Task to complete: Your answer should be one number: the count of lines in these entries that hold the word "Κωνσταντινούπολις".

= = =

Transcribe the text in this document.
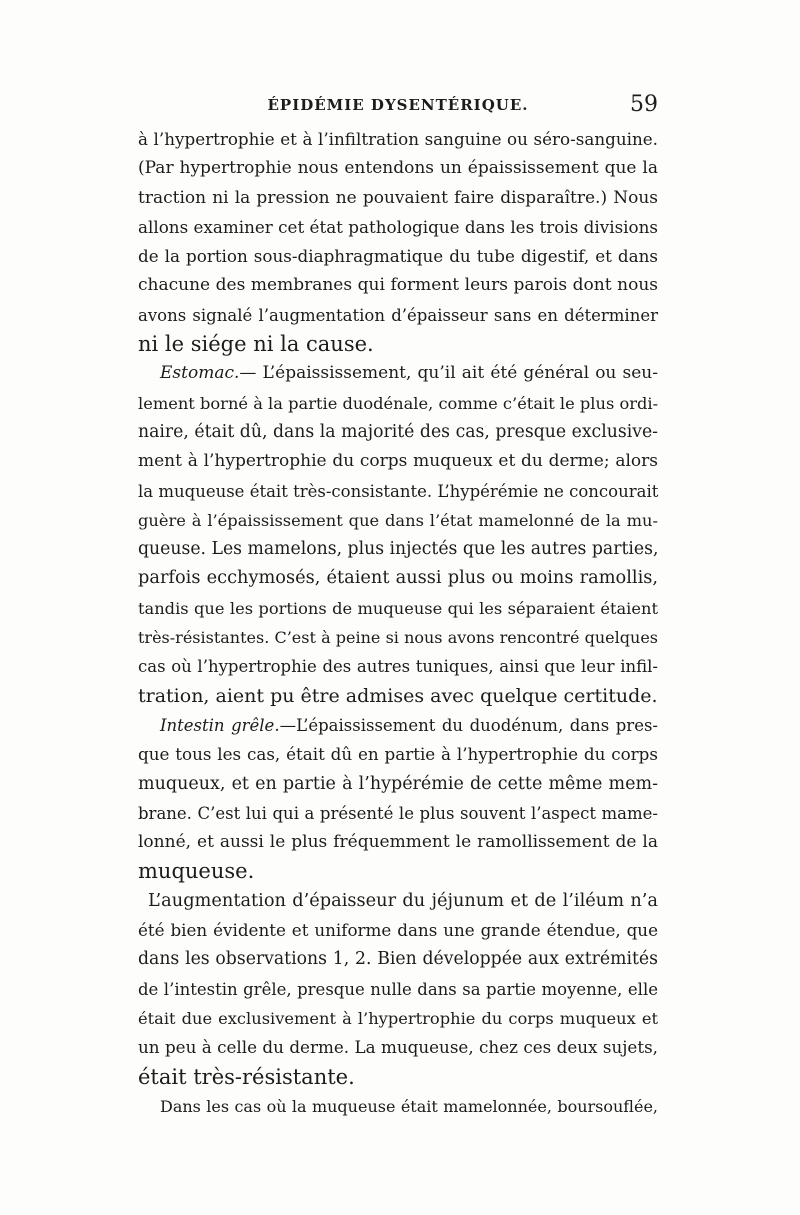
ÉPIDÉMIE DYSENTÉRIQUE.	59
à l’hypertrophie et à l’infiltration sanguine ou séro-sanguine.
(Par hypertrophie nous entendons un épaississement que la
traction ni la pression ne pouvaient faire disparaître.) Nous
allons examiner cet état pathologique dans les trois divisions
de la portion sous-diaphragmatique du tube digestif, et dans
chacune des membranes qui forment leurs parois dont nous
avons signalé l’augmentation d’épaisseur sans en déterminer
ni le siége ni la cause.
Estomac.— L’épaississement, qu’il ait été général ou seu-
lement borné à la partie duodénale, comme c’était le plus ordi-
naire, était dû, dans la majorité des cas, presque exclusive-
ment à l’hypertrophie du corps muqueux et du derme; alors
la muqueuse était très-consistante. L’hypérémie ne concourait
guère à l’épaississement que dans l’état mamelonné de la mu-
queuse. Les mamelons, plus injectés que les autres parties,
parfois ecchymosés, étaient aussi plus ou moins ramollis,
tandis que les portions de muqueuse qui les séparaient étaient
très-résistantes. C’est à peine si nous avons rencontré quelques
cas où l’hypertrophie des autres tuniques, ainsi que leur infil-
tration, aient pu être admises avec quelque certitude.
Intestin grêle.—L’épaississement du duodénum, dans pres-
que tous les cas, était dû en partie à l’hypertrophie du corps
muqueux, et en partie à l’hypérémie de cette même mem-
brane. C’est lui qui a présenté le plus souvent l’aspect mame-
lonné, et aussi le plus fréquemment le ramollissement de la
muqueuse.
L’augmentation d’épaisseur du jéjunum et de l’iléum n’a
été bien évidente et uniforme dans une grande étendue, que
dans les observations 1, 2. Bien développée aux extrémités
de l’intestin grêle, presque nulle dans sa partie moyenne, elle
était due exclusivement à l’hypertrophie du corps muqueux et
un peu à celle du derme. La muqueuse, chez ces deux sujets,
était très-résistante.
Dans les cas où la muqueuse était mamelonnée, boursouflée,
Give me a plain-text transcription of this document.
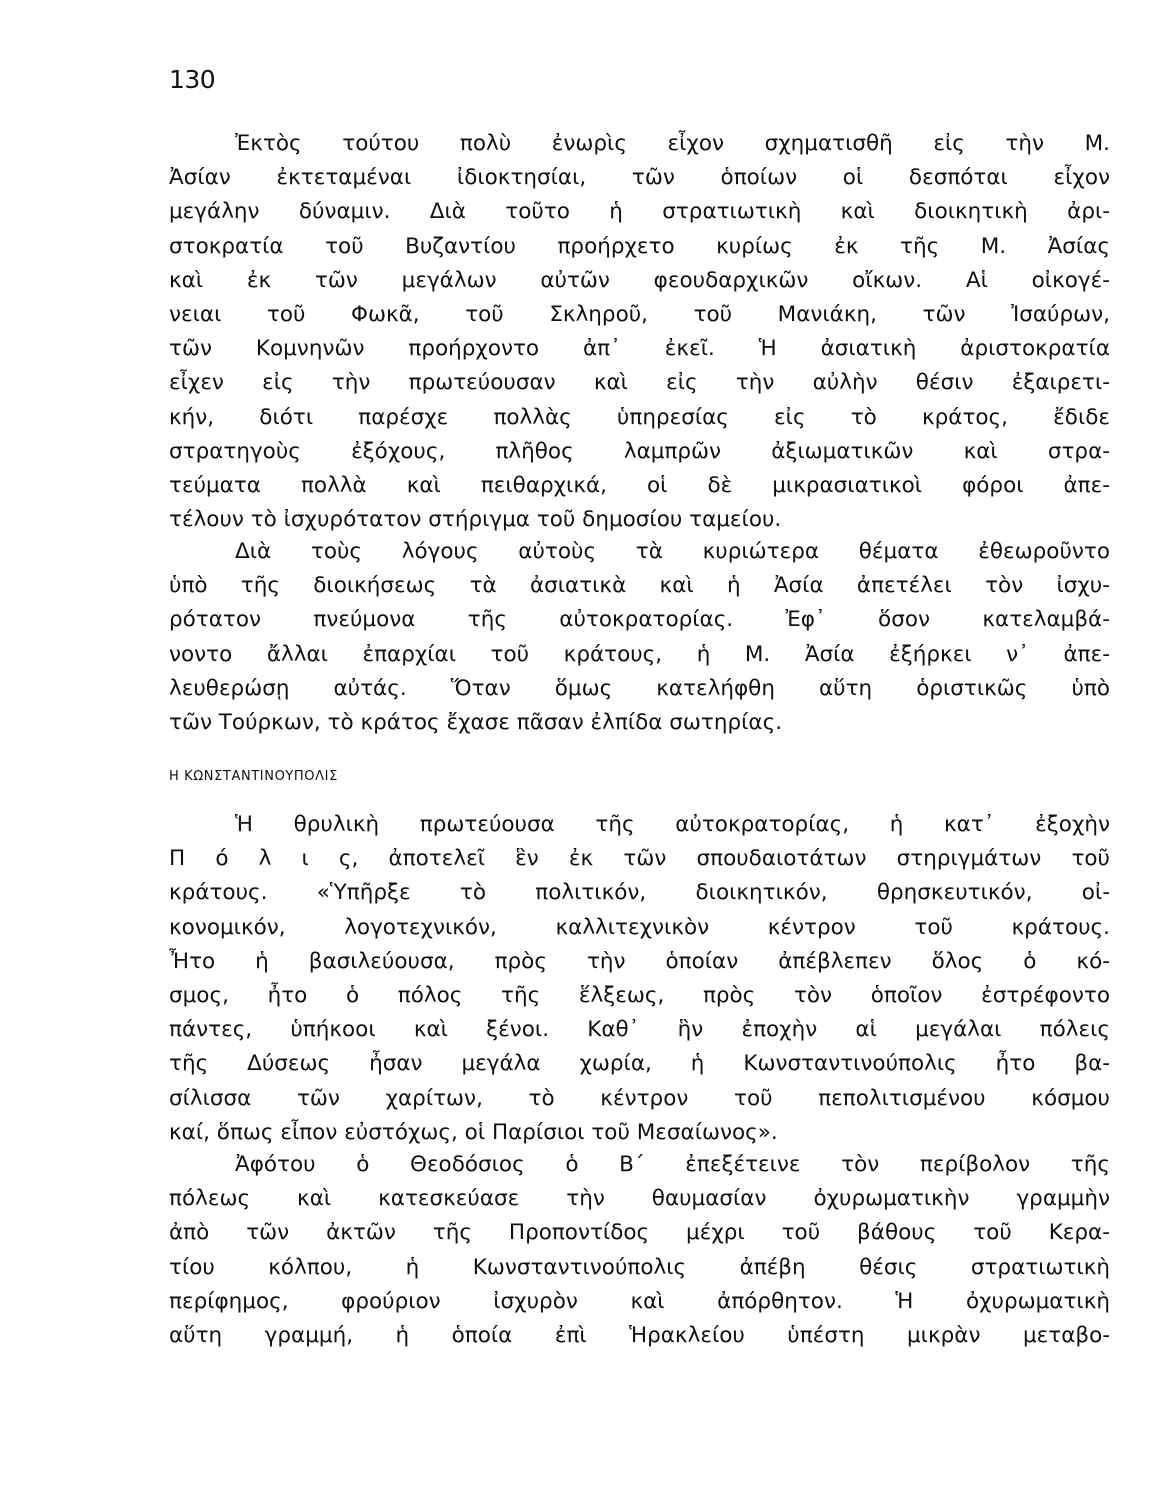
130
Ἐκτὸς τούτου πολὺ ἐνωρὶς εἶχον σχηματισθῆ εἰς τὴν Μ.
Ἀσίαν ἐκτεταμέναι ἰδιοκτησίαι, τῶν ὁποίων οἱ δεσπόται εἶχον
μεγάλην δύναμιν. Διὰ τοῦτο ἡ στρατιωτικὴ καὶ διοικητικὴ ἀρι-
στοκρατία τοῦ Βυζαντίου προήρχετο κυρίως ἐκ τῆς Μ. Ἀσίας
καὶ ἐκ τῶν μεγάλων αὐτῶν φεουδαρχικῶν οἴκων. Αἱ οἰκογέ-
νειαι τοῦ Φωκᾶ, τοῦ Σκληροῦ, τοῦ Μανιάκη, τῶν Ἰσαύρων,
τῶν Κομνηνῶν προήρχοντο ἀπ᾿ ἐκεῖ. Ἡ ἀσιατικὴ ἀριστοκρατία
εἶχεν εἰς τὴν πρωτεύουσαν καὶ εἰς τὴν αὐλὴν θέσιν ἐξαιρετι-
κήν, διότι παρέσχε πολλὰς ὑπηρεσίας εἰς τὸ κράτος, ἔδιδε
στρατηγοὺς ἐξόχους, πλῆθος λαμπρῶν ἀξιωματικῶν καὶ στρα-
τεύματα πολλὰ καὶ πειθαρχικά, οἱ δὲ μικρασιατικοὶ φόροι ἀπε-
τέλουν τὸ ἰσχυρότατον στήριγμα τοῦ δημοσίου ταμείου.
Διὰ τοὺς λόγους αὐτοὺς τὰ κυριώτερα θέματα ἐθεωροῦντο
ὑπὸ τῆς διοικήσεως τὰ ἀσιατικὰ καὶ ἡ Ἀσία ἀπετέλει τὸν ἰσχυ-
ρότατον πνεύμονα τῆς αὐτοκρατορίας. Ἐφ᾿ ὅσον κατελαμβά-
νοντο ἄλλαι ἐπαρχίαι τοῦ κράτους, ἡ Μ. Ἀσία ἐξήρκει ν᾿ ἀπε-
λευθερώσῃ αὐτάς. Ὅταν ὅμως κατελήφθη αὕτη ὁριστικῶς ὑπὸ
τῶν Τούρκων, τὸ κράτος ἔχασε πᾶσαν ἐλπίδα σωτηρίας.
Η ΚΩΝΣΤΑΝΤΙΝΟΥΠΟΛΙΣ
Ἡ θρυλικὴ πρωτεύουσα τῆς αὐτοκρατορίας, ἡ κατ᾿ ἐξοχὴν
Π ό λ ι ς, ἀποτελεῖ ἓν ἐκ τῶν σπουδαιοτάτων στηριγμάτων τοῦ
κράτους. «Ὑπῆρξε τὸ πολιτικόν, διοικητικόν, θρησκευτικόν, οἰ-
κονομικόν, λογοτεχνικόν, καλλιτεχνικὸν κέντρον τοῦ κράτους.
Ἦτο ἡ βασιλεύουσα, πρὸς τὴν ὁποίαν ἀπέβλεπεν ὅλος ὁ κό-
σμος, ἦτο ὁ πόλος τῆς ἕλξεως, πρὸς τὸν ὁποῖον ἐστρέφοντο
πάντες, ὑπήκοοι καὶ ξένοι. Καθ᾿ ἣν ἐποχὴν αἱ μεγάλαι πόλεις
τῆς Δύσεως ἦσαν μεγάλα χωρία, ἡ Κωνσταντινούπολις ἦτο βα-
σίλισσα τῶν χαρίτων, τὸ κέντρον τοῦ πεπολιτισμένου κόσμου
καί, ὅπως εἶπον εὐστόχως, οἱ Παρίσιοι τοῦ Μεσαίωνος».
Ἀφότου ὁ Θεοδόσιος ὁ Β΄ ἐπεξέτεινε τὸν περίβολον τῆς
πόλεως καὶ κατεσκεύασε τὴν θαυμασίαν ὀχυρωματικὴν γραμμὴν
ἀπὸ τῶν ἀκτῶν τῆς Προποντίδος μέχρι τοῦ βάθους τοῦ Κερα-
τίου κόλπου, ἡ Κωνσταντινούπολις ἀπέβη θέσις στρατιωτικὴ
περίφημος, φρούριον ἰσχυρὸν καὶ ἀπόρθητον. Ἡ ὀχυρωματικὴ
αὕτη γραμμή, ἡ ὁποία ἐπὶ Ἡρακλείου ὑπέστη μικρὰν μεταβο-
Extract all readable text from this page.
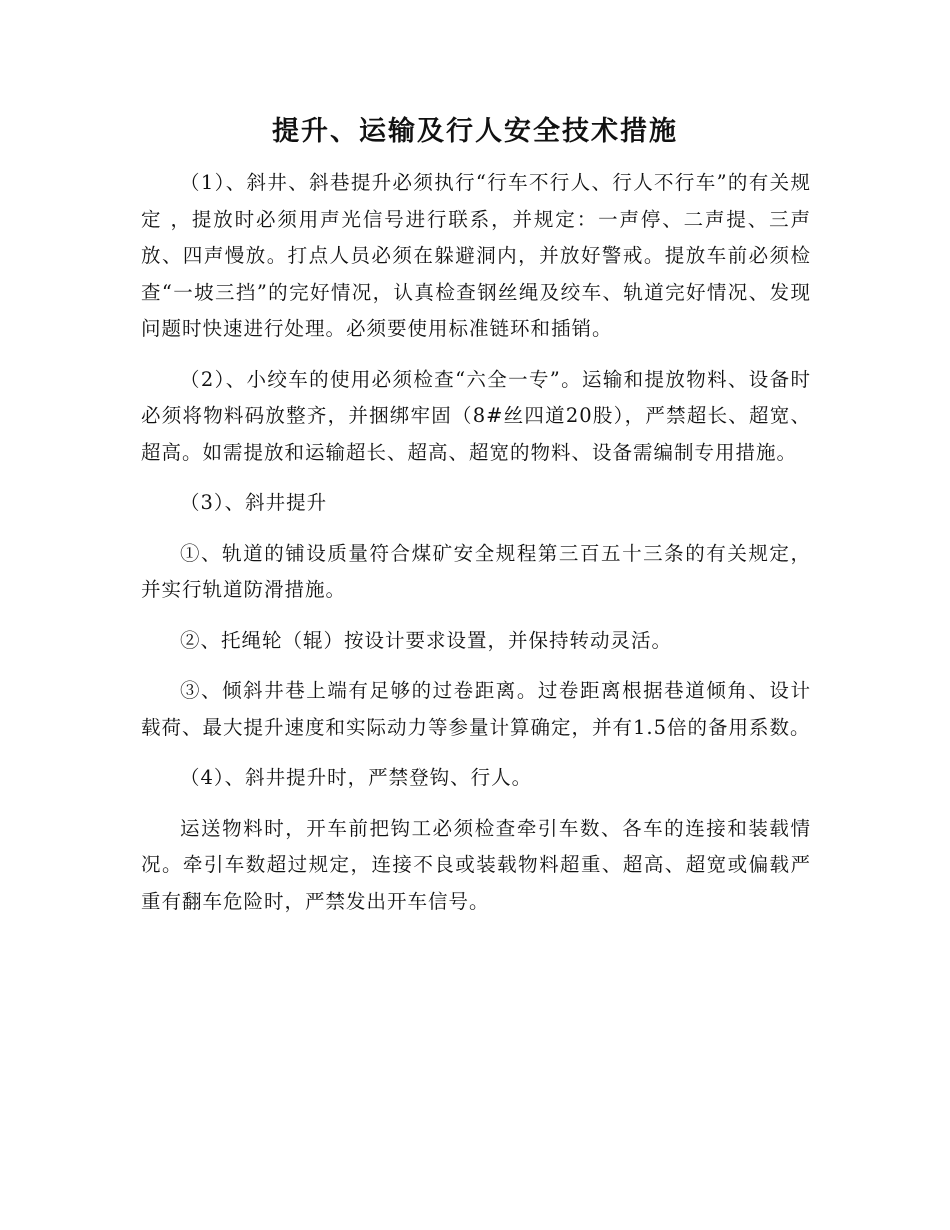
提升、运输及行人安全技术措施

（1）、斜井、斜巷提升必须执行“行车不行人、行人不行车”的有关规定 ，提放时必须用声光信号进行联系，并规定：一声停、二声提、三声放、四声慢放。打点人员必须在躲避洞内，并放好警戒。提放车前必须检查“一坡三挡”的完好情况，认真检查钢丝绳及绞车、轨道完好情况、发现问题时快速进行处理。必须要使用标准链环和插销。

（2）、小绞车的使用必须检查“六全一专”。运输和提放物料、设备时必须将物料码放整齐，并捆绑牢固（8#丝四道20股），严禁超长、超宽、超高。如需提放和运输超长、超高、超宽的物料、设备需编制专用措施。

（3）、斜井提升

①、轨道的铺设质量符合煤矿安全规程第三百五十三条的有关规定，并实行轨道防滑措施。

②、托绳轮（辊）按设计要求设置，并保持转动灵活。

③、倾斜井巷上端有足够的过卷距离。过卷距离根据巷道倾角、设计载荷、最大提升速度和实际动力等参量计算确定，并有1.5倍的备用系数。

（4）、斜井提升时，严禁登钩、行人。

运送物料时，开车前把钩工必须检查牵引车数、各车的连接和装载情况。牵引车数超过规定，连接不良或装载物料超重、超高、超宽或偏载严重有翻车危险时，严禁发出开车信号。
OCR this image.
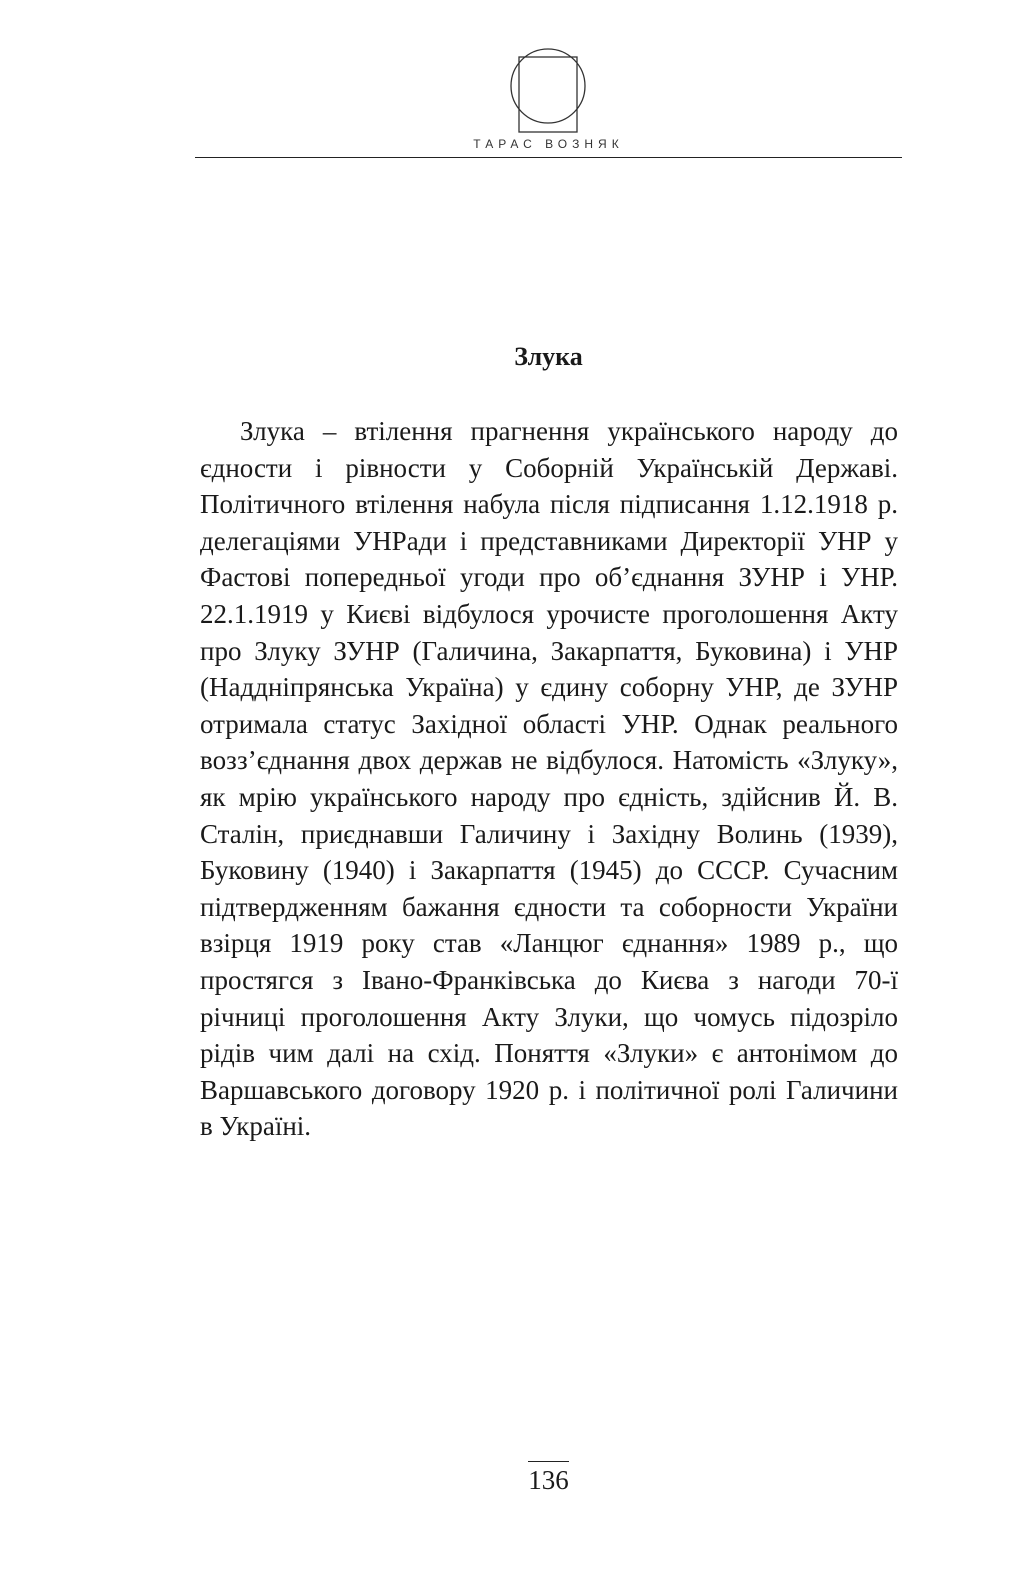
ТАРАС ВОЗНЯК
Злука

Злука – втілення прагнення українського народу до єдности і рівности у Соборній Українській Державі. Політичного втілення набула після підписання 1.12.1918 р. делегаціями УНРади і представниками Директорії УНР у Фастові попередньої угоди про об’єднання ЗУНР і УНР. 22.1.1919 у Києві відбулося урочисте проголошення Акту про Злуку ЗУНР (Галичина, Закарпаття, Буковина) і УНР (Наддніпрянська Україна) у єдину соборну УНР, де ЗУНР отримала статус Західної області УНР. Однак реального возз’єднання двох держав не відбулося. Натомість «Злуку», як мрію українського народу про єдність, здійснив Й. В. Сталін, приєднавши Галичину і Західну Волинь (1939), Буковину (1940) і Закарпаття (1945) до СССР. Сучасним підтвердженням бажання єдности та соборности України взірця 1919 року став «Ланцюг єднання» 1989 р., що простягся з Івано-Франківська до Києва з нагоди 70-ї річниці проголошення Акту Злуки, що чомусь підозріло рідів чим далі на схід. Поняття «Злуки» є антонімом до Варшавського договору 1920 р. і політичної ролі Галичини в Україні.

136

= = =

Written response: 2